[start of AVAILABLE RECORDS]

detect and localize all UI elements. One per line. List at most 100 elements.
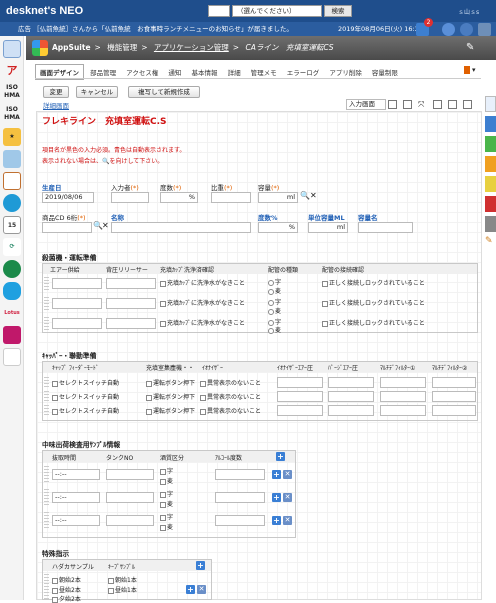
time-input[interactable]: --:-- — [52, 492, 100, 503]
search-button[interactable]: 検索 — [324, 5, 352, 17]
add-row-button[interactable]: + — [196, 561, 205, 570]
row-grip[interactable] — [44, 297, 49, 311]
keep-sample-check[interactable]: 昼始1本 — [108, 585, 137, 594]
date-input[interactable]: 2019/08/06 — [42, 192, 94, 203]
iso-hma2-icon[interactable]: ISO HMA — [3, 106, 21, 124]
add-row-button[interactable]: + — [272, 470, 281, 479]
connect-check[interactable]: 正しく接続しロックされていること — [322, 278, 425, 287]
clear-icon[interactable]: ✕ — [310, 191, 317, 200]
copy-new-button[interactable]: 複写して新規作成 — [128, 86, 200, 98]
add-row-button[interactable]: + — [272, 493, 281, 502]
delete-row-button[interactable]: ✕ — [283, 516, 292, 525]
run-button-check[interactable]: 運転ボタン押下 — [146, 392, 195, 401]
view-select[interactable]: 入力画面 — [346, 99, 386, 110]
run-button-check[interactable]: 運転ボタン押下 — [146, 406, 195, 415]
copy-icon[interactable] — [403, 100, 412, 109]
abnormal-check[interactable]: 異常表示のないこと — [200, 378, 261, 387]
crumb-function[interactable]: 機能管理 — [107, 43, 137, 52]
expand-icon[interactable]: ⤧ — [418, 100, 427, 109]
filter1-input[interactable] — [380, 377, 426, 388]
select-auto-check[interactable]: セレクトスイッチ自動 — [52, 406, 119, 415]
code-input[interactable] — [42, 222, 92, 233]
air-input[interactable] — [52, 318, 102, 329]
hex-icon[interactable] — [3, 326, 21, 344]
keep-sample-check[interactable]: 朝始1本 — [108, 575, 137, 584]
wrench-icon[interactable]: ✎ — [466, 42, 478, 54]
time-input[interactable]: --:-- — [52, 469, 100, 480]
cancel-button[interactable]: キャンセル — [76, 86, 118, 98]
filter2-input[interactable] — [432, 377, 476, 388]
tank-input[interactable] — [106, 492, 154, 503]
grid-icon[interactable] — [433, 100, 442, 109]
name-input[interactable] — [111, 222, 251, 233]
pencil-icon[interactable]: ✎ — [485, 236, 496, 252]
degree-input[interactable]: % — [160, 192, 198, 203]
alcohol-input[interactable] — [215, 515, 265, 526]
operator-input[interactable] — [111, 192, 149, 203]
notice-text[interactable]: 広告 ［仏前魚統］さんから「仏前魚統 お食事時ランチメニューのお知らせ」が届きま… — [18, 22, 293, 36]
tank-input[interactable] — [106, 515, 154, 526]
connect-check[interactable]: 正しく接続しロックされていること — [322, 318, 425, 327]
row-grip[interactable] — [44, 512, 49, 530]
type-check-1[interactable]: 字 — [160, 512, 173, 521]
release-input[interactable] — [106, 278, 156, 289]
add-row-button[interactable]: + — [186, 585, 195, 594]
type-check-2[interactable]: 麦 — [160, 499, 173, 508]
tab-access[interactable]: アクセス権 — [122, 65, 162, 79]
tab-overflow-icon[interactable] — [464, 66, 470, 74]
chat-icon[interactable] — [442, 23, 455, 36]
air-input[interactable] — [52, 298, 102, 309]
pipe-radio-2[interactable]: 麦 — [268, 325, 281, 334]
row-grip[interactable] — [44, 317, 49, 331]
group-select[interactable]: （選んでください） — [232, 5, 322, 17]
cup-check[interactable]: 充填ｶｯﾌﾟに洗浄水がなきこと — [160, 298, 245, 307]
crumb-appsuite[interactable]: AppSuite — [52, 43, 91, 52]
release-input[interactable] — [106, 318, 156, 329]
naked-sample-check[interactable]: 朝始2本 — [52, 575, 81, 584]
delete-row-button[interactable]: ✕ — [283, 493, 292, 502]
iso-hma-icon[interactable]: ISO HMA — [3, 84, 21, 102]
star-icon[interactable]: ★ — [3, 128, 21, 146]
degree-pct-input[interactable]: % — [258, 222, 298, 233]
ratio-input[interactable] — [211, 192, 251, 203]
pipe-radio-1[interactable]: 字 — [268, 297, 281, 306]
tank-input[interactable] — [106, 469, 154, 480]
release-input[interactable] — [106, 298, 156, 309]
tab-parts[interactable]: 部品管理 — [86, 65, 120, 79]
unit-ml-input[interactable]: ml — [308, 222, 348, 233]
row-grip[interactable] — [44, 489, 49, 507]
connect-check[interactable]: 正しく接続しロックされていること — [322, 298, 425, 307]
save-icon[interactable] — [388, 100, 397, 109]
row-grip[interactable] — [44, 277, 49, 291]
cup-check[interactable]: 充填ｶｯﾌﾟに洗浄水がなきこと — [160, 278, 245, 287]
capacity-name-input[interactable] — [358, 222, 413, 233]
type-check-1[interactable]: 字 — [160, 489, 173, 498]
change-button[interactable]: 変更 — [43, 86, 69, 98]
delete-row-button[interactable]: ✕ — [197, 585, 206, 594]
salesforce-icon[interactable] — [3, 282, 21, 300]
cloud-icon[interactable] — [3, 194, 21, 212]
tab-errorlog[interactable]: エラーログ — [283, 65, 324, 79]
calendar-icon[interactable]: 15 — [3, 216, 21, 234]
crumb-appmgmt[interactable]: アプリケーション管理 — [154, 43, 229, 52]
chevron-down-icon[interactable]: ▾ — [472, 66, 476, 74]
tab-memo[interactable]: 管理メモ — [247, 65, 281, 79]
naked-sample-check[interactable]: 昼始2本 — [52, 585, 81, 594]
capacity-input[interactable]: ml — [258, 192, 298, 203]
menu-icon[interactable] — [478, 23, 491, 36]
pipe-radio-2[interactable]: 麦 — [268, 286, 281, 295]
type-check-2[interactable]: 麦 — [160, 476, 173, 485]
add-row-button[interactable]: + — [276, 452, 285, 461]
add-row-button[interactable]: + — [272, 516, 281, 525]
search-icon[interactable]: 🔍 — [300, 191, 310, 200]
row-grip[interactable] — [44, 574, 49, 600]
delete-row-button[interactable]: ✕ — [283, 470, 292, 479]
row-grip[interactable] — [44, 391, 49, 401]
naked-sample-check[interactable]: 夕始2本 — [52, 594, 81, 603]
type-check-2[interactable]: 麦 — [160, 522, 173, 531]
abnormal-check[interactable]: 異常表示のないこと — [200, 406, 261, 415]
purge-air-input[interactable] — [328, 377, 374, 388]
row-grip[interactable] — [44, 377, 49, 387]
select-auto-check[interactable]: セレクトスイッチ自動 — [52, 392, 119, 401]
row-grip[interactable] — [44, 405, 49, 415]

[end of AVAILABLE RECORDS]

=== GOAL OF THE EXERCISE ===
Could you turn each line of the records above into a numbered list, skipping any blank lines and leaving out the pictures?

=== TASK OUTPUT ===
1. detect and localize all UI elements. One per line. List at most 100 elements.
2. time-input[interactable]: --:-- — [52, 492, 100, 503]
3. search-button[interactable]: 検索 — [324, 5, 352, 17]
4. add-row-button[interactable]: + — [196, 561, 205, 570]
5. row-grip[interactable] — [44, 297, 49, 311]
6. keep-sample-check[interactable]: 昼始1本 — [108, 585, 137, 594]
7. date-input[interactable]: 2019/08/06 — [42, 192, 94, 203]
8. iso-hma2-icon[interactable]: ISO HMA — [3, 106, 21, 124]
9. add-row-button[interactable]: + — [272, 470, 281, 479]
10. connect-check[interactable]: 正しく接続しロックされていること — [322, 278, 425, 287]
11. clear-icon[interactable]: ✕ — [310, 191, 317, 200]
12. copy-new-button[interactable]: 複写して新規作成 — [128, 86, 200, 98]
13. add-row-button[interactable]: + — [272, 493, 281, 502]
14. delete-row-button[interactable]: ✕ — [283, 516, 292, 525]
15. run-button-check[interactable]: 運転ボタン押下 — [146, 392, 195, 401]
16. view-select[interactable]: 入力画面 — [346, 99, 386, 110]
17. run-button-check[interactable]: 運転ボタン押下 — [146, 406, 195, 415]
18. copy-icon[interactable] — [403, 100, 412, 109]
19. abnormal-check[interactable]: 異常表示のないこと — [200, 378, 261, 387]
20. crumb-function[interactable]: 機能管理 — [107, 43, 137, 52]
21. expand-icon[interactable]: ⤧ — [418, 100, 427, 109]
22. filter1-input[interactable] — [380, 377, 426, 388]
23. select-auto-check[interactable]: セレクトスイッチ自動 — [52, 406, 119, 415]
24. code-input[interactable] — [42, 222, 92, 233]
25. air-input[interactable] — [52, 318, 102, 329]
26. hex-icon[interactable] — [3, 326, 21, 344]
27. keep-sample-check[interactable]: 朝始1本 — [108, 575, 137, 584]
28. wrench-icon[interactable]: ✎ — [466, 42, 478, 54]
29. time-input[interactable]: --:-- — [52, 469, 100, 480]
30. cancel-button[interactable]: キャンセル — [76, 86, 118, 98]
31. filter2-input[interactable] — [432, 377, 476, 388]
32. tank-input[interactable] — [106, 492, 154, 503]
33. grid-icon[interactable] — [433, 100, 442, 109]
34. name-input[interactable] — [111, 222, 251, 233]
35. pencil-icon[interactable]: ✎ — [485, 236, 496, 252]
36. degree-input[interactable]: % — [160, 192, 198, 203]
37. alcohol-input[interactable] — [215, 515, 265, 526]
38. operator-input[interactable] — [111, 192, 149, 203]
39. notice-text[interactable]: 広告 ［仏前魚統］さんから「仏前魚統 お食事時ランチメニューのお知らせ」が届きま… — [18, 22, 293, 36]
40. tank-input[interactable] — [106, 515, 154, 526]
41. connect-check[interactable]: 正しく接続しロックされていること — [322, 318, 425, 327]
42. row-grip[interactable] — [44, 512, 49, 530]
43. type-check-1[interactable]: 字 — [160, 512, 173, 521]
44. release-input[interactable] — [106, 278, 156, 289]
45. add-row-button[interactable]: + — [186, 585, 195, 594]
46. type-check-2[interactable]: 麦 — [160, 499, 173, 508]
47. tab-access[interactable]: アクセス権 — [122, 65, 162, 79]
48. tab-overflow-icon[interactable] — [464, 66, 470, 74]
49. chat-icon[interactable] — [442, 23, 455, 36]
50. air-input[interactable] — [52, 298, 102, 309]
51. pipe-radio-2[interactable]: 麦 — [268, 325, 281, 334]
52. row-grip[interactable] — [44, 317, 49, 331]
53. group-select[interactable]: （選んでください） — [232, 5, 322, 17]
54. cup-check[interactable]: 充填ｶｯﾌﾟに洗浄水がなきこと — [160, 298, 245, 307]
55. crumb-appsuite[interactable]: AppSuite — [52, 43, 91, 52]
56. release-input[interactable] — [106, 318, 156, 329]
57. naked-sample-check[interactable]: 朝始2本 — [52, 575, 81, 584]
58. delete-row-button[interactable]: ✕ — [283, 493, 292, 502]
59. iso-hma-icon[interactable]: ISO HMA — [3, 84, 21, 102]
60. star-icon[interactable]: ★ — [3, 128, 21, 146]
61. degree-pct-input[interactable]: % — [258, 222, 298, 233]
62. ratio-input[interactable] — [211, 192, 251, 203]
63. pipe-radio-1[interactable]: 字 — [268, 297, 281, 306]
64. tank-input[interactable] — [106, 469, 154, 480]
65. release-input[interactable] — [106, 298, 156, 309]
66. tab-parts[interactable]: 部品管理 — [86, 65, 120, 79]
67. unit-ml-input[interactable]: ml — [308, 222, 348, 233]
68. row-grip[interactable] — [44, 489, 49, 507]
69. connect-check[interactable]: 正しく接続しロックされていること — [322, 298, 425, 307]
70. save-icon[interactable] — [388, 100, 397, 109]
71. row-grip[interactable] — [44, 277, 49, 291]
72. cup-check[interactable]: 充填ｶｯﾌﾟに洗浄水がなきこと — [160, 278, 245, 287]
73. capacity-name-input[interactable] — [358, 222, 413, 233]
74. type-check-1[interactable]: 字 — [160, 489, 173, 498]
75. change-button[interactable]: 変更 — [43, 86, 69, 98]
76. delete-row-button[interactable]: ✕ — [197, 585, 206, 594]
77. salesforce-icon[interactable] — [3, 282, 21, 300]
78. cloud-icon[interactable] — [3, 194, 21, 212]
79. tab-errorlog[interactable]: エラーログ — [283, 65, 324, 79]
80. calendar-icon[interactable]: 15 — [3, 216, 21, 234]
81. crumb-appmgmt[interactable]: アプリケーション管理 — [154, 43, 229, 52]
82. chevron-down-icon[interactable]: ▾ — [472, 66, 476, 74]
83. tab-memo[interactable]: 管理メモ — [247, 65, 281, 79]
84. naked-sample-check[interactable]: 昼始2本 — [52, 585, 81, 594]
85. capacity-input[interactable]: ml — [258, 192, 298, 203]
86. menu-icon[interactable] — [478, 23, 491, 36]
87. pipe-radio-2[interactable]: 麦 — [268, 286, 281, 295]
88. type-check-2[interactable]: 麦 — [160, 476, 173, 485]
89. add-row-button[interactable]: + — [276, 452, 285, 461]
90. add-row-button[interactable]: + — [272, 516, 281, 525]
91. search-icon[interactable]: 🔍 — [300, 191, 310, 200]
92. row-grip[interactable] — [44, 574, 49, 600]
93. delete-row-button[interactable]: ✕ — [283, 470, 292, 479]
94. row-grip[interactable] — [44, 391, 49, 401]
95. naked-sample-check[interactable]: 夕始2本 — [52, 594, 81, 603]
96. type-check-2[interactable]: 麦 — [160, 522, 173, 531]
97. abnormal-check[interactable]: 異常表示のないこと — [200, 406, 261, 415]
98. purge-air-input[interactable] — [328, 377, 374, 388]
99. row-grip[interactable] — [44, 377, 49, 387]
100. select-auto-check[interactable]: セレクトスイッチ自動 — [52, 392, 119, 401]
101. row-grip[interactable] — [44, 405, 49, 415]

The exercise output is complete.